Goal
Please set down all the lines beneath this one exactly, without the pictures.

Data shown

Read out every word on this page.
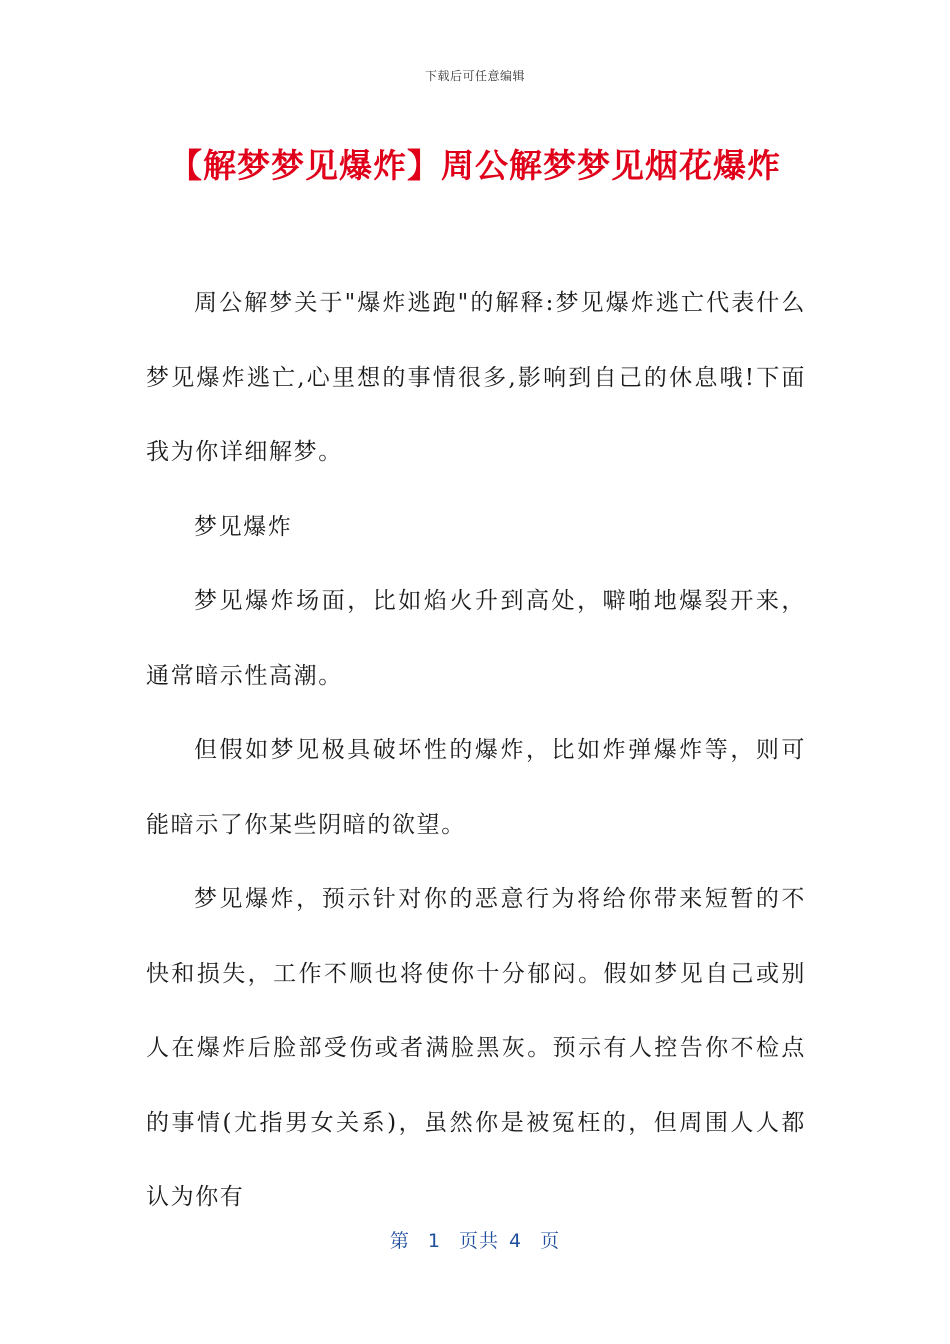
下载后可任意编辑
【解梦梦见爆炸】周公解梦梦见烟花爆炸

周公解梦关于"爆炸逃跑"的解释:梦见爆炸逃亡代表什么梦见爆炸逃亡,心里想的事情很多,影响到自己的休息哦!下面我为你详细解梦。

梦见爆炸

梦见爆炸场面，比如焰火升到高处，噼啪地爆裂开来，通常暗示性高潮。

但假如梦见极具破坏性的爆炸，比如炸弹爆炸等，则可能暗示了你某些阴暗的欲望。

梦见爆炸，预示针对你的恶意行为将给你带来短暂的不快和损失，工作不顺也将使你十分郁闷。假如梦见自己或别人在爆炸后脸部受伤或者满脸黑灰。预示有人控告你不检点的事情(尤指男女关系)，虽然你是被冤枉的，但周围人人都认为你有

第 1 页共 4 页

Output
Read out every word on this page.
下载后可任意编辑
【解梦梦见爆炸】周公解梦梦见烟花爆炸

周公解梦关于"爆炸逃跑"的解释:梦见爆炸逃亡代表什么梦见爆炸逃亡,心里想的事情很多,影响到自己的休息哦!下面我为你详细解梦。

梦见爆炸

梦见爆炸场面，比如焰火升到高处，噼啪地爆裂开来，通常暗示性高潮。

但假如梦见极具破坏性的爆炸，比如炸弹爆炸等，则可能暗示了你某些阴暗的欲望。

梦见爆炸，预示针对你的恶意行为将给你带来短暂的不快和损失，工作不顺也将使你十分郁闷。假如梦见自己或别人在爆炸后脸部受伤或者满脸黑灰。预示有人控告你不检点的事情(尤指男女关系)，虽然你是被冤枉的，但周围人人都认为你有

第 1 页共 4 页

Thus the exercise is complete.